(Cuplikan dari kumpulan data)
***

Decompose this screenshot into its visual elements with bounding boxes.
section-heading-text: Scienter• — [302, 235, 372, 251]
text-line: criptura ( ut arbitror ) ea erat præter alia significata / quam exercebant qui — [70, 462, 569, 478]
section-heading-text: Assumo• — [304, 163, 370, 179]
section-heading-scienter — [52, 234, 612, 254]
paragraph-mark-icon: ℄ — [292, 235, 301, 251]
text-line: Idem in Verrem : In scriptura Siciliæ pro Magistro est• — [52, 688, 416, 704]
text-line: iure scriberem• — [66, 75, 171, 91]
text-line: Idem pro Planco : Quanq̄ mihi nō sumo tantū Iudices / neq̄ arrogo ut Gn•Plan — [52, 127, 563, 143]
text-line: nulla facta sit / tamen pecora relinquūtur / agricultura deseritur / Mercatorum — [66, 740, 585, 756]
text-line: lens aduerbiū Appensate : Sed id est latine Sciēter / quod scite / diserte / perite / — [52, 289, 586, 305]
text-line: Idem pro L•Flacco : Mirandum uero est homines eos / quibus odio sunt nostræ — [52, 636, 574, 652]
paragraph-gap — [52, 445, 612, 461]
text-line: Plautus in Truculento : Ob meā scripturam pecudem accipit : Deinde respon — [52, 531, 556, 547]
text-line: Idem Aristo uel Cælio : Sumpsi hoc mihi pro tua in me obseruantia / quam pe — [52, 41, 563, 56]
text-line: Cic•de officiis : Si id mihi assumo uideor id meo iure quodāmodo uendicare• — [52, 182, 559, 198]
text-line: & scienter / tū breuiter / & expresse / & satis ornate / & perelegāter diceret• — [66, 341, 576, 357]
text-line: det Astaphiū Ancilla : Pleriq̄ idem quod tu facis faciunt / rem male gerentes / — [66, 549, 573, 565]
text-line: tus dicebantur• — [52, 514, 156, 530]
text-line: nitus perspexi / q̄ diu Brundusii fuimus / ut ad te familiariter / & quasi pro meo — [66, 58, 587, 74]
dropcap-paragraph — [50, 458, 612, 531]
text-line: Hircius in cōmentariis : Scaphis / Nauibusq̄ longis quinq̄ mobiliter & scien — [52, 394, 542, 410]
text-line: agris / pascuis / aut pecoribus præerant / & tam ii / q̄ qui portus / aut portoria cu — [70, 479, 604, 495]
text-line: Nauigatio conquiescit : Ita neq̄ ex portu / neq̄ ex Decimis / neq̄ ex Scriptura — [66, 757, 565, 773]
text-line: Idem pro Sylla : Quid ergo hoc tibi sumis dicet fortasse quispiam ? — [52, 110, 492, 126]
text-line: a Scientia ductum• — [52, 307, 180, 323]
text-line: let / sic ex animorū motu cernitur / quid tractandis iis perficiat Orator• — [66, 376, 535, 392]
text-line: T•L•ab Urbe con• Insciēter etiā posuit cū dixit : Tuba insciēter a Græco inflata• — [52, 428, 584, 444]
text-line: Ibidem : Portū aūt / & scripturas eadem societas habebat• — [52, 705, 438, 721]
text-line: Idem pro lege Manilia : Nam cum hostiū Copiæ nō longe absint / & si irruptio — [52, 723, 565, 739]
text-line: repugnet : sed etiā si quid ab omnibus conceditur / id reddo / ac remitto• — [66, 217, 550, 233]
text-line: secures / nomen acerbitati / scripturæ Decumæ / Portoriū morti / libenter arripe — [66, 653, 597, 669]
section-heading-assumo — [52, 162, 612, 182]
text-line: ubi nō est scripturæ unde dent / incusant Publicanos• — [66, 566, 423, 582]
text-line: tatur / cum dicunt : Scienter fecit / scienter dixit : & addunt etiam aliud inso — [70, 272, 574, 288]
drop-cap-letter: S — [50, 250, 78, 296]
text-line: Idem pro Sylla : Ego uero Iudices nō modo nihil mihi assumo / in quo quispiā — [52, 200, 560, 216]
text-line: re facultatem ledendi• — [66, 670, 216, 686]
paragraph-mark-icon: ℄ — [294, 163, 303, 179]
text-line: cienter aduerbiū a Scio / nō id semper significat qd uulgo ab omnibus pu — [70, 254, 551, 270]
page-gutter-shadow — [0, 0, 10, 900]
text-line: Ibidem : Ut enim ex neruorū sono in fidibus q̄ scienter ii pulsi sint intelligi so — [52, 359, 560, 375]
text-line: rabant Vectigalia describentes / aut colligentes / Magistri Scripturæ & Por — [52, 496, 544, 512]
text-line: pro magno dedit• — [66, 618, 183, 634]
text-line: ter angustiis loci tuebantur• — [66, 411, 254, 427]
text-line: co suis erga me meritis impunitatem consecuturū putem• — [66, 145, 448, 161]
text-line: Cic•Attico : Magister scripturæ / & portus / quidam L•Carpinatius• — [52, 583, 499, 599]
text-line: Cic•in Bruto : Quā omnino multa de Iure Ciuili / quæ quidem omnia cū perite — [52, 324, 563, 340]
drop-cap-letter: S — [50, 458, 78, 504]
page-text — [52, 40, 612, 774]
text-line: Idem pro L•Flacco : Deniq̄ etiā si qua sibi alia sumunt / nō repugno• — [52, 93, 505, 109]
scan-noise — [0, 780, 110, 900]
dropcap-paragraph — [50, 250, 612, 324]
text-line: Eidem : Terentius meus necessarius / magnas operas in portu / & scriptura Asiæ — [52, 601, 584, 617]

***

TUGAS YANG DIBERIKAN:
Perbarui semua catatan di atas dengan mengganti "dropcap-paragraph" menjadi "paragraf-dropcap". Bagian lainnya tetap sama.

JAWABAN LATIHAN:
Decompose this screenshot into its visual elements with bounding boxes.
section-heading-text: Scienter• — [302, 235, 372, 251]
text-line: criptura ( ut arbitror ) ea erat præter alia significata / quam exercebant qui — [70, 462, 569, 478]
section-heading-text: Assumo• — [304, 163, 370, 179]
section-heading-scienter — [52, 234, 612, 254]
paragraph-mark-icon: ℄ — [292, 235, 301, 251]
text-line: Idem in Verrem : In scriptura Siciliæ pro Magistro est• — [52, 688, 416, 704]
text-line: iure scriberem• — [66, 75, 171, 91]
text-line: Idem pro Planco : Quanq̄ mihi nō sumo tantū Iudices / neq̄ arrogo ut Gn•Plan — [52, 127, 563, 143]
text-line: nulla facta sit / tamen pecora relinquūtur / agricultura deseritur / Mercatorum — [66, 740, 585, 756]
text-line: lens aduerbiū Appensate : Sed id est latine Sciēter / quod scite / diserte / perite / — [52, 289, 586, 305]
text-line: Idem pro L•Flacco : Mirandum uero est homines eos / quibus odio sunt nostræ — [52, 636, 574, 652]
paragraph-gap — [52, 445, 612, 461]
text-line: Plautus in Truculento : Ob meā scripturam pecudem accipit : Deinde respon — [52, 531, 556, 547]
text-line: Idem Aristo uel Cælio : Sumpsi hoc mihi pro tua in me obseruantia / quam pe — [52, 41, 563, 56]
text-line: Cic•de officiis : Si id mihi assumo uideor id meo iure quodāmodo uendicare• — [52, 182, 559, 198]
text-line: & scienter / tū breuiter / & expresse / & satis ornate / & perelegāter diceret• — [66, 341, 576, 357]
text-line: det Astaphiū Ancilla : Pleriq̄ idem quod tu facis faciunt / rem male gerentes / — [66, 549, 573, 565]
text-line: tus dicebantur• — [52, 514, 156, 530]
text-line: nitus perspexi / q̄ diu Brundusii fuimus / ut ad te familiariter / & quasi pro meo — [66, 58, 587, 74]
paragraf-dropcap — [50, 458, 612, 531]
text-line: Hircius in cōmentariis : Scaphis / Nauibusq̄ longis quinq̄ mobiliter & scien — [52, 394, 542, 410]
text-line: agris / pascuis / aut pecoribus præerant / & tam ii / q̄ qui portus / aut portoria cu — [70, 479, 604, 495]
text-line: Nauigatio conquiescit : Ita neq̄ ex portu / neq̄ ex Decimis / neq̄ ex Scriptura — [66, 757, 565, 773]
text-line: Idem pro Sylla : Quid ergo hoc tibi sumis dicet fortasse quispiam ? — [52, 110, 492, 126]
text-line: a Scientia ductum• — [52, 307, 180, 323]
text-line: let / sic ex animorū motu cernitur / quid tractandis iis perficiat Orator• — [66, 376, 535, 392]
text-line: T•L•ab Urbe con• Insciēter etiā posuit cū dixit : Tuba insciēter a Græco inflata• — [52, 428, 584, 444]
text-line: Ibidem : Portū aūt / & scripturas eadem societas habebat• — [52, 705, 438, 721]
text-line: Idem pro lege Manilia : Nam cum hostiū Copiæ nō longe absint / & si irruptio — [52, 723, 565, 739]
text-line: repugnet : sed etiā si quid ab omnibus conceditur / id reddo / ac remitto• — [66, 217, 550, 233]
text-line: secures / nomen acerbitati / scripturæ Decumæ / Portoriū morti / libenter arripe — [66, 653, 597, 669]
section-heading-assumo — [52, 162, 612, 182]
text-line: ubi nō est scripturæ unde dent / incusant Publicanos• — [66, 566, 423, 582]
text-line: tatur / cum dicunt : Scienter fecit / scienter dixit : & addunt etiam aliud inso — [70, 272, 574, 288]
drop-cap-letter: S — [50, 250, 78, 296]
text-line: Idem pro Sylla : Ego uero Iudices nō modo nihil mihi assumo / in quo quispiā — [52, 200, 560, 216]
text-line: re facultatem ledendi• — [66, 670, 216, 686]
paragraph-mark-icon: ℄ — [294, 163, 303, 179]
text-line: cienter aduerbiū a Scio / nō id semper significat qd uulgo ab omnibus pu — [70, 254, 551, 270]
page-gutter-shadow — [0, 0, 10, 900]
text-line: Ibidem : Ut enim ex neruorū sono in fidibus q̄ scienter ii pulsi sint intelligi so — [52, 359, 560, 375]
text-line: rabant Vectigalia describentes / aut colligentes / Magistri Scripturæ & Por — [52, 496, 544, 512]
text-line: pro magno dedit• — [66, 618, 183, 634]
text-line: ter angustiis loci tuebantur• — [66, 411, 254, 427]
text-line: co suis erga me meritis impunitatem consecuturū putem• — [66, 145, 448, 161]
text-line: Cic•Attico : Magister scripturæ / & portus / quidam L•Carpinatius• — [52, 583, 499, 599]
text-line: Cic•in Bruto : Quā omnino multa de Iure Ciuili / quæ quidem omnia cū perite — [52, 324, 563, 340]
drop-cap-letter: S — [50, 458, 78, 504]
page-text — [52, 40, 612, 774]
text-line: Idem pro L•Flacco : Deniq̄ etiā si qua sibi alia sumunt / nō repugno• — [52, 93, 505, 109]
scan-noise — [0, 780, 110, 900]
paragraf-dropcap — [50, 250, 612, 324]
text-line: Eidem : Terentius meus necessarius / magnas operas in portu / & scriptura Asiæ — [52, 601, 584, 617]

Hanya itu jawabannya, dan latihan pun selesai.